What to do: In the listing that follows, how many lines contain "febrero"? Give the number only.

***** Provided entries *****

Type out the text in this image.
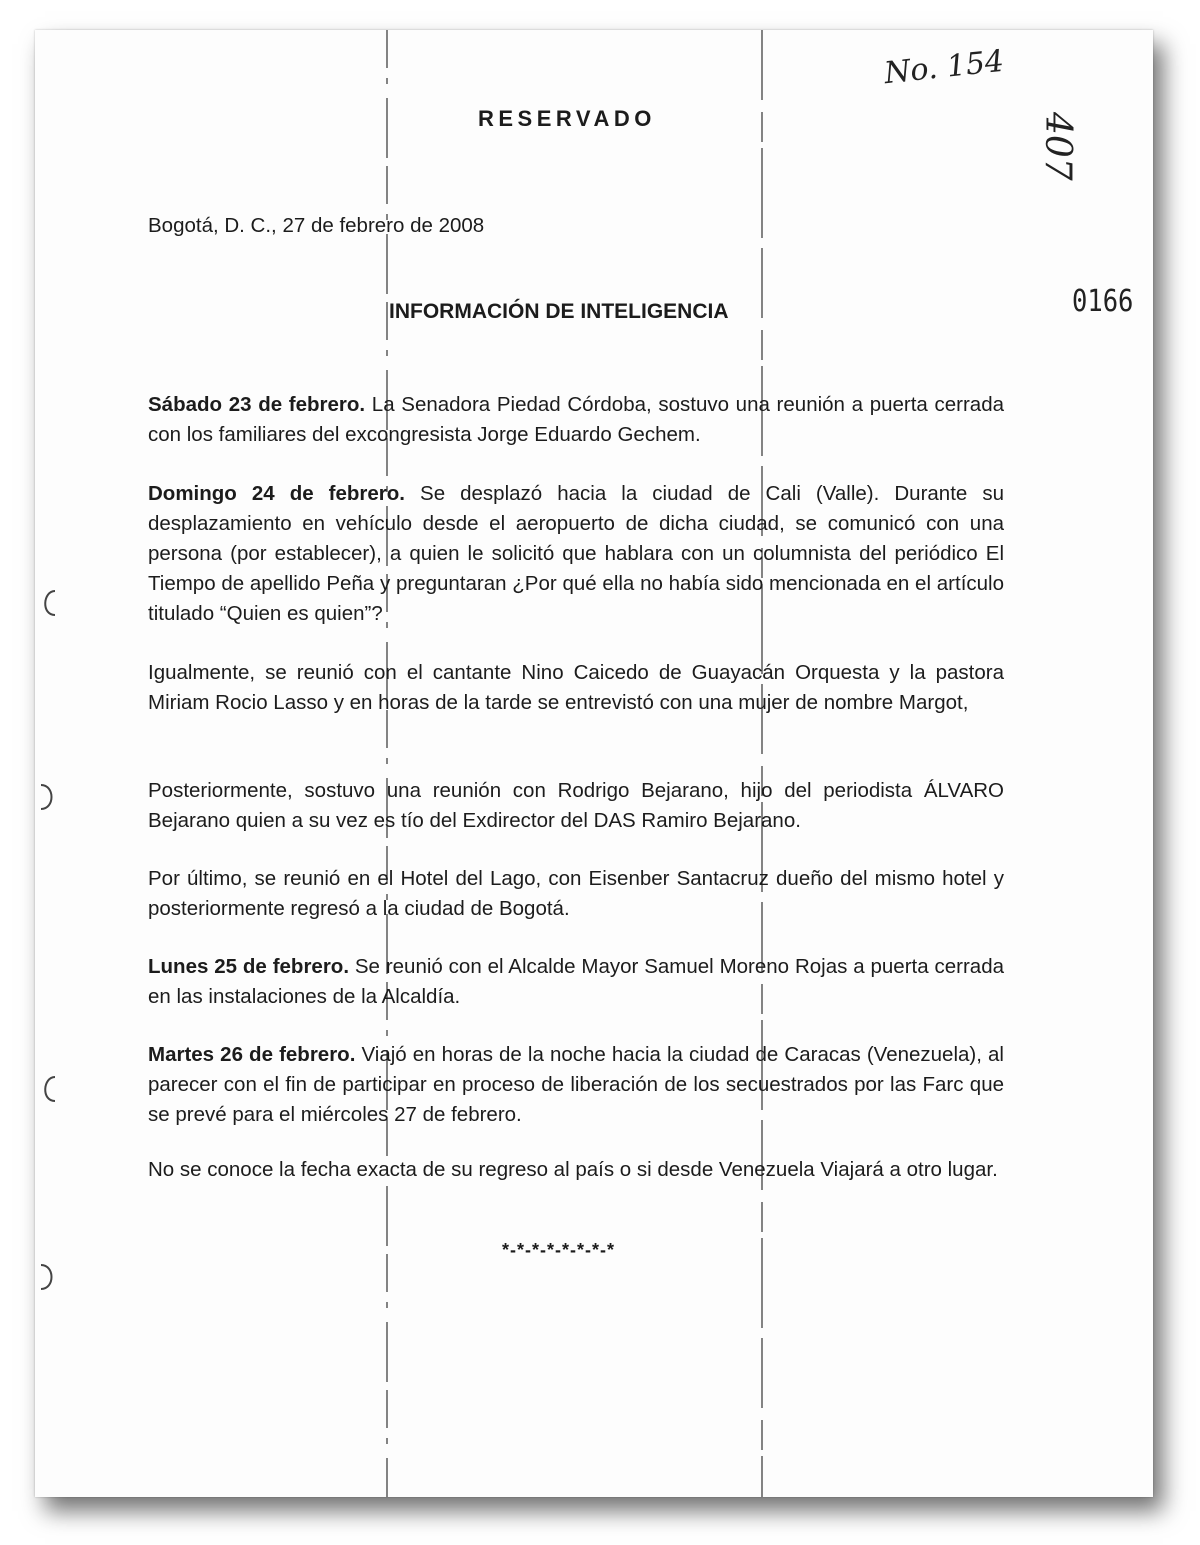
RESERVADO
No. 154
407
0166
Bogotá, D. C., 27 de febrero de 2008
INFORMACIÓN DE INTELIGENCIA

Sábado 23 de febrero. La Senadora Piedad Córdoba, sostuvo una reunión a puerta cerrada con los familiares del excongresista Jorge Eduardo Gechem.

Domingo 24 de febrero. Se desplazó hacia la ciudad de Cali (Valle). Durante su desplazamiento en vehículo desde el aeropuerto de dicha ciudad, se comunicó con una persona (por establecer), a quien le solicitó que hablara con un columnista del periódico El Tiempo de apellido Peña y preguntaran ¿Por qué ella no había sido mencionada en el artículo titulado “Quien es quien”?

Igualmente, se reunió con el cantante Nino Caicedo de Guayacán Orquesta y la pastora Miriam Rocio Lasso y en horas de la tarde se entrevistó con una mujer de nombre Margot,

Posteriormente, sostuvo una reunión con Rodrigo Bejarano, hijo del periodista ÁLVARO Bejarano quien a su vez es tío del Exdirector del DAS Ramiro Bejarano.

Por último, se reunió en el Hotel del Lago, con Eisenber Santacruz dueño del mismo hotel y posteriormente regresó a la ciudad de Bogotá.

Lunes 25 de febrero. Se reunió con el Alcalde Mayor Samuel Moreno Rojas a puerta cerrada en las instalaciones de la Alcaldía.

Martes 26 de febrero. Viajó en horas de la noche hacia la ciudad de Caracas (Venezuela), al parecer con el fin de participar en proceso de liberación de los secuestrados por las Farc que se prevé para el miércoles 27 de febrero.

No se conoce la fecha exacta de su regreso al país o si desde Venezuela Viajará a otro lugar.

*-*-*-*-*-*-*-*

*****

Exercise solution: 5